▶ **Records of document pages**
* * *
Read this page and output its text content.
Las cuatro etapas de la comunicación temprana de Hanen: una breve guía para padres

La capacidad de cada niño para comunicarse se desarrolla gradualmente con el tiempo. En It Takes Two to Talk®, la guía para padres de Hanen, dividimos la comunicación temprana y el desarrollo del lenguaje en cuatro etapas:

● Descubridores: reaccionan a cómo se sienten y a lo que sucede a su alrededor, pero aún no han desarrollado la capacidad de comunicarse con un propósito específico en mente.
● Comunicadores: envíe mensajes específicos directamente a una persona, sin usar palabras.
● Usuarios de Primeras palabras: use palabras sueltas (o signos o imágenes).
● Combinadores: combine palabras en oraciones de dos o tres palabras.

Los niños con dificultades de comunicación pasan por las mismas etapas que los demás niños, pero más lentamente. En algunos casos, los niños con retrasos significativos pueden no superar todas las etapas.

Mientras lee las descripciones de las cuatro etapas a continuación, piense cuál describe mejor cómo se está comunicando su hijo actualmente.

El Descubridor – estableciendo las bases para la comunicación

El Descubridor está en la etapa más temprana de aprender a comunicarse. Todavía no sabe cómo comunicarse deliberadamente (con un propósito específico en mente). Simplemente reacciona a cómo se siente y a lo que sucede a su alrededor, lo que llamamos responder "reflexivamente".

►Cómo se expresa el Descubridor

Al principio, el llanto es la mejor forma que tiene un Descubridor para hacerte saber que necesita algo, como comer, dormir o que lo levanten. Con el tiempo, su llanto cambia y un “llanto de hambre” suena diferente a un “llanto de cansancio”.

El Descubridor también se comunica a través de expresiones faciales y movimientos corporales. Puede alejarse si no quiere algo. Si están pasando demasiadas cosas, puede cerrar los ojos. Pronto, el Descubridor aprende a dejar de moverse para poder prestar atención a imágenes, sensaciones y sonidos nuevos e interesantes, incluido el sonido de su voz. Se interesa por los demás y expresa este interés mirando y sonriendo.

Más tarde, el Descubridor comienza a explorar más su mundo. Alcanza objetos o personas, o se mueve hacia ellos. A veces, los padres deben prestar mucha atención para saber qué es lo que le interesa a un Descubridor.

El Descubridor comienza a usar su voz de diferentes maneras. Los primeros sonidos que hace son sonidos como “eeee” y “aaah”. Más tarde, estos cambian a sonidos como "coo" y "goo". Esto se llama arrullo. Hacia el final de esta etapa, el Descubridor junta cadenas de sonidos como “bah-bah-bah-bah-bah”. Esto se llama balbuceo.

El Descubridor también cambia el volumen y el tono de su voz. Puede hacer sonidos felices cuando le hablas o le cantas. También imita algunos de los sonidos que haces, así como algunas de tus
* * *
▶ **Directions**
Output the data in full, precisely as it appears above.

▶ **Solution to the exercise**
Read this page and output its text content.
Las cuatro etapas de la comunicación temprana de Hanen: una breve guía para padres

La capacidad de cada niño para comunicarse se desarrolla gradualmente con el tiempo. En It Takes Two to Talk®, la guía para padres de Hanen, dividimos la comunicación temprana y el desarrollo del lenguaje en cuatro etapas:

● Descubridores: reaccionan a cómo se sienten y a lo que sucede a su alrededor, pero aún no han desarrollado la capacidad de comunicarse con un propósito específico en mente.
● Comunicadores: envíe mensajes específicos directamente a una persona, sin usar palabras.
● Usuarios de Primeras palabras: use palabras sueltas (o signos o imágenes).
● Combinadores: combine palabras en oraciones de dos o tres palabras.

Los niños con dificultades de comunicación pasan por las mismas etapas que los demás niños, pero más lentamente. En algunos casos, los niños con retrasos significativos pueden no superar todas las etapas.

Mientras lee las descripciones de las cuatro etapas a continuación, piense cuál describe mejor cómo se está comunicando su hijo actualmente.

El Descubridor – estableciendo las bases para la comunicación

El Descubridor está en la etapa más temprana de aprender a comunicarse. Todavía no sabe cómo comunicarse deliberadamente (con un propósito específico en mente). Simplemente reacciona a cómo se siente y a lo que sucede a su alrededor, lo que llamamos responder "reflexivamente".

►Cómo se expresa el Descubridor

Al principio, el llanto es la mejor forma que tiene un Descubridor para hacerte saber que necesita algo, como comer, dormir o que lo levanten. Con el tiempo, su llanto cambia y un “llanto de hambre” suena diferente a un “llanto de cansancio”.

El Descubridor también se comunica a través de expresiones faciales y movimientos corporales. Puede alejarse si no quiere algo. Si están pasando demasiadas cosas, puede cerrar los ojos. Pronto, el Descubridor aprende a dejar de moverse para poder prestar atención a imágenes, sensaciones y sonidos nuevos e interesantes, incluido el sonido de su voz. Se interesa por los demás y expresa este interés mirando y sonriendo.

Más tarde, el Descubridor comienza a explorar más su mundo. Alcanza objetos o personas, o se mueve hacia ellos. A veces, los padres deben prestar mucha atención para saber qué es lo que le interesa a un Descubridor.

El Descubridor comienza a usar su voz de diferentes maneras. Los primeros sonidos que hace son sonidos como “eeee” y “aaah”. Más tarde, estos cambian a sonidos como "coo" y "goo". Esto se llama arrullo. Hacia el final de esta etapa, el Descubridor junta cadenas de sonidos como “bah-bah-bah-bah-bah”. Esto se llama balbuceo.

El Descubridor también cambia el volumen y el tono de su voz. Puede hacer sonidos felices cuando le hablas o le cantas. También imita algunos de los sonidos que haces, así como algunas de tus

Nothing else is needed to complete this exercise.